Exercise directions:
Each record below must be returned exactly as shown.

Data shown:
* * *
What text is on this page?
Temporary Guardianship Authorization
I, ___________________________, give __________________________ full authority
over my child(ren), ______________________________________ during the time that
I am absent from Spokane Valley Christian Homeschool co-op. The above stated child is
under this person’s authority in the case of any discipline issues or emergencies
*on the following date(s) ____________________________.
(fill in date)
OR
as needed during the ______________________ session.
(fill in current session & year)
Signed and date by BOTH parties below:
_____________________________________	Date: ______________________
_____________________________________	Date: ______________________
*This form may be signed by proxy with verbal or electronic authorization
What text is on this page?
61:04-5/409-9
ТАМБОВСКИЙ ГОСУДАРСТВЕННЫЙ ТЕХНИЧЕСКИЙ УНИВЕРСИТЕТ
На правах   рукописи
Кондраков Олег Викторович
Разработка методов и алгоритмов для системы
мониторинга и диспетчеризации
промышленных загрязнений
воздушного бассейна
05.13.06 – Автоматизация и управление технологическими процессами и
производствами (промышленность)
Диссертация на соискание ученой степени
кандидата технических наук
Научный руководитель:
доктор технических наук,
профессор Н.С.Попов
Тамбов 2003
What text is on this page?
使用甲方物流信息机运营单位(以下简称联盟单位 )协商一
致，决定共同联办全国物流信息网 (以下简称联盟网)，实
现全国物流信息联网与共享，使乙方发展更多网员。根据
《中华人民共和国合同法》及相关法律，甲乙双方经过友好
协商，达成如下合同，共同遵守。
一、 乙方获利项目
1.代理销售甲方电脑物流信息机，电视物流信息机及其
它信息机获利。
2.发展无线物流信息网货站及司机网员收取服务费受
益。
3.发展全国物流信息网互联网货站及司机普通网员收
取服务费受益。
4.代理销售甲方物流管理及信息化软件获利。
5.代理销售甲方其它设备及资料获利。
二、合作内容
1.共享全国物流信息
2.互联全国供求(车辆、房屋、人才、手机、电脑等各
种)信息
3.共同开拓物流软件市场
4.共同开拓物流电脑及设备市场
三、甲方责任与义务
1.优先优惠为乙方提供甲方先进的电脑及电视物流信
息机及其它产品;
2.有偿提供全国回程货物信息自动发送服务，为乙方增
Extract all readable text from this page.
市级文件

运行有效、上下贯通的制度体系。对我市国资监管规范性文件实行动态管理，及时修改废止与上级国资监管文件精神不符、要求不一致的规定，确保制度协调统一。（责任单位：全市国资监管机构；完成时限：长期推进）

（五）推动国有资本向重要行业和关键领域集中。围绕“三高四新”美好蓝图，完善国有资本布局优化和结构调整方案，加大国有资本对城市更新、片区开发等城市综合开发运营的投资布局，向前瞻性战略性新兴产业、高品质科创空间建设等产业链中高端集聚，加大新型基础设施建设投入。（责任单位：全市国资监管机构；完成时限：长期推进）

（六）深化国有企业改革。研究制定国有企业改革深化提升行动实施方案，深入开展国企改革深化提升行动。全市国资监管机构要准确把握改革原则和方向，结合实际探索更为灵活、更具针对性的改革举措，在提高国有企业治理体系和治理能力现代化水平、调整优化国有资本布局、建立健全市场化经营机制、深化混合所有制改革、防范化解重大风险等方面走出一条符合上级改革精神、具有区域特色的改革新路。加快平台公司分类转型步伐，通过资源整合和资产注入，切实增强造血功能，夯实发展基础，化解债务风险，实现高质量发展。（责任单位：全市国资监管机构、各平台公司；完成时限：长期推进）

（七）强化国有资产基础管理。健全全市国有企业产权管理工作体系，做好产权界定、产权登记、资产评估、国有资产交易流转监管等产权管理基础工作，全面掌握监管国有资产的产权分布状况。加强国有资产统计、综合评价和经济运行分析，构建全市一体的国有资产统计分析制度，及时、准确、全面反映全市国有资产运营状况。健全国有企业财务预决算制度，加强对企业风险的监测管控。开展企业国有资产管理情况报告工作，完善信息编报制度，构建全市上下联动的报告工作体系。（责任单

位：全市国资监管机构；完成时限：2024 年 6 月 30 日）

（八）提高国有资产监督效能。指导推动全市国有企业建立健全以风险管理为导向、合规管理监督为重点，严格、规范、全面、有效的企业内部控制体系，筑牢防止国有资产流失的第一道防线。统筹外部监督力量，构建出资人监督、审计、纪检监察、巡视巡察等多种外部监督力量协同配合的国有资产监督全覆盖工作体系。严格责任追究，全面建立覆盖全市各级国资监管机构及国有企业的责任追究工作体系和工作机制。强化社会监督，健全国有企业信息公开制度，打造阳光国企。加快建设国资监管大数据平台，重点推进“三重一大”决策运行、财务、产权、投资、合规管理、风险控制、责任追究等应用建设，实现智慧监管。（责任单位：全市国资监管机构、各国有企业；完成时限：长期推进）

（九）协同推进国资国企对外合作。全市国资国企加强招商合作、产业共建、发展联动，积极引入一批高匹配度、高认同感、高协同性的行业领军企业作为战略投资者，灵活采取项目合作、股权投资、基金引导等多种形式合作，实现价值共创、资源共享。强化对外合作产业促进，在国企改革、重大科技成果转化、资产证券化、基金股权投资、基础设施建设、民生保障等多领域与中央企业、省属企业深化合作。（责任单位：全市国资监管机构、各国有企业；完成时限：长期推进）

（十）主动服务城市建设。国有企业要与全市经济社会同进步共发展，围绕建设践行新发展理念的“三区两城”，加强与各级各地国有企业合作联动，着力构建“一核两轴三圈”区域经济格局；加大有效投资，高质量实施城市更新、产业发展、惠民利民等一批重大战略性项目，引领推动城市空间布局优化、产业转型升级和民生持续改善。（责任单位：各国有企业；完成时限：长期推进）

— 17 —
* * *
Task answer:
What text is on this page?
Temporary Guardianship Authorization
I, ___________________________, give __________________________ full authority
over my child(ren), ______________________________________ during the time that
I am absent from Spokane Valley Christian Homeschool co-op. The above stated child is
under this person’s authority in the case of any discipline issues or emergencies
*on the following date(s) ____________________________.
(fill in date)
OR
as needed during the ______________________ session.
(fill in current session & year)
Signed and date by BOTH parties below:
_____________________________________	Date: ______________________
_____________________________________	Date: ______________________
*This form may be signed by proxy with verbal or electronic authorization
What text is on this page?
61:04-5/409-9
ТАМБОВСКИЙ ГОСУДАРСТВЕННЫЙ ТЕХНИЧЕСКИЙ УНИВЕРСИТЕТ
На правах   рукописи
Кондраков Олег Викторович
Разработка методов и алгоритмов для системы
мониторинга и диспетчеризации
промышленных загрязнений
воздушного бассейна
05.13.06 – Автоматизация и управление технологическими процессами и
производствами (промышленность)
Диссертация на соискание ученой степени
кандидата технических наук
Научный руководитель:
доктор технических наук,
профессор Н.С.Попов
Тамбов 2003
What text is on this page?
使用甲方物流信息机运营单位(以下简称联盟单位 )协商一
致，决定共同联办全国物流信息网 (以下简称联盟网)，实
现全国物流信息联网与共享，使乙方发展更多网员。根据
《中华人民共和国合同法》及相关法律，甲乙双方经过友好
协商，达成如下合同，共同遵守。
一、 乙方获利项目
1.代理销售甲方电脑物流信息机，电视物流信息机及其
它信息机获利。
2.发展无线物流信息网货站及司机网员收取服务费受
益。
3.发展全国物流信息网互联网货站及司机普通网员收
取服务费受益。
4.代理销售甲方物流管理及信息化软件获利。
5.代理销售甲方其它设备及资料获利。
二、合作内容
1.共享全国物流信息
2.互联全国供求(车辆、房屋、人才、手机、电脑等各
种)信息
3.共同开拓物流软件市场
4.共同开拓物流电脑及设备市场
三、甲方责任与义务
1.优先优惠为乙方提供甲方先进的电脑及电视物流信
息机及其它产品;
2.有偿提供全国回程货物信息自动发送服务，为乙方增
Extract all readable text from this page.
市级文件

运行有效、上下贯通的制度体系。对我市国资监管规范性文件实行动态管理，及时修改废止与上级国资监管文件精神不符、要求不一致的规定，确保制度协调统一。（责任单位：全市国资监管机构；完成时限：长期推进）

（五）推动国有资本向重要行业和关键领域集中。围绕“三高四新”美好蓝图，完善国有资本布局优化和结构调整方案，加大国有资本对城市更新、片区开发等城市综合开发运营的投资布局，向前瞻性战略性新兴产业、高品质科创空间建设等产业链中高端集聚，加大新型基础设施建设投入。（责任单位：全市国资监管机构；完成时限：长期推进）

（六）深化国有企业改革。研究制定国有企业改革深化提升行动实施方案，深入开展国企改革深化提升行动。全市国资监管机构要准确把握改革原则和方向，结合实际探索更为灵活、更具针对性的改革举措，在提高国有企业治理体系和治理能力现代化水平、调整优化国有资本布局、建立健全市场化经营机制、深化混合所有制改革、防范化解重大风险等方面走出一条符合上级改革精神、具有区域特色的改革新路。加快平台公司分类转型步伐，通过资源整合和资产注入，切实增强造血功能，夯实发展基础，化解债务风险，实现高质量发展。（责任单位：全市国资监管机构、各平台公司；完成时限：长期推进）

（七）强化国有资产基础管理。健全全市国有企业产权管理工作体系，做好产权界定、产权登记、资产评估、国有资产交易流转监管等产权管理基础工作，全面掌握监管国有资产的产权分布状况。加强国有资产统计、综合评价和经济运行分析，构建全市一体的国有资产统计分析制度，及时、准确、全面反映全市国有资产运营状况。健全国有企业财务预决算制度，加强对企业风险的监测管控。开展企业国有资产管理情况报告工作，完善信息编报制度，构建全市上下联动的报告工作体系。（责任单

位：全市国资监管机构；完成时限：2024 年 6 月 30 日）

（八）提高国有资产监督效能。指导推动全市国有企业建立健全以风险管理为导向、合规管理监督为重点，严格、规范、全面、有效的企业内部控制体系，筑牢防止国有资产流失的第一道防线。统筹外部监督力量，构建出资人监督、审计、纪检监察、巡视巡察等多种外部监督力量协同配合的国有资产监督全覆盖工作体系。严格责任追究，全面建立覆盖全市各级国资监管机构及国有企业的责任追究工作体系和工作机制。强化社会监督，健全国有企业信息公开制度，打造阳光国企。加快建设国资监管大数据平台，重点推进“三重一大”决策运行、财务、产权、投资、合规管理、风险控制、责任追究等应用建设，实现智慧监管。（责任单位：全市国资监管机构、各国有企业；完成时限：长期推进）

（九）协同推进国资国企对外合作。全市国资国企加强招商合作、产业共建、发展联动，积极引入一批高匹配度、高认同感、高协同性的行业领军企业作为战略投资者，灵活采取项目合作、股权投资、基金引导等多种形式合作，实现价值共创、资源共享。强化对外合作产业促进，在国企改革、重大科技成果转化、资产证券化、基金股权投资、基础设施建设、民生保障等多领域与中央企业、省属企业深化合作。（责任单位：全市国资监管机构、各国有企业；完成时限：长期推进）

（十）主动服务城市建设。国有企业要与全市经济社会同进步共发展，围绕建设践行新发展理念的“三区两城”，加强与各级各地国有企业合作联动，着力构建“一核两轴三圈”区域经济格局；加大有效投资，高质量实施城市更新、产业发展、惠民利民等一批重大战略性项目，引领推动城市空间布局优化、产业转型升级和民生持续改善。（责任单位：各国有企业；完成时限：长期推进）

— 17 —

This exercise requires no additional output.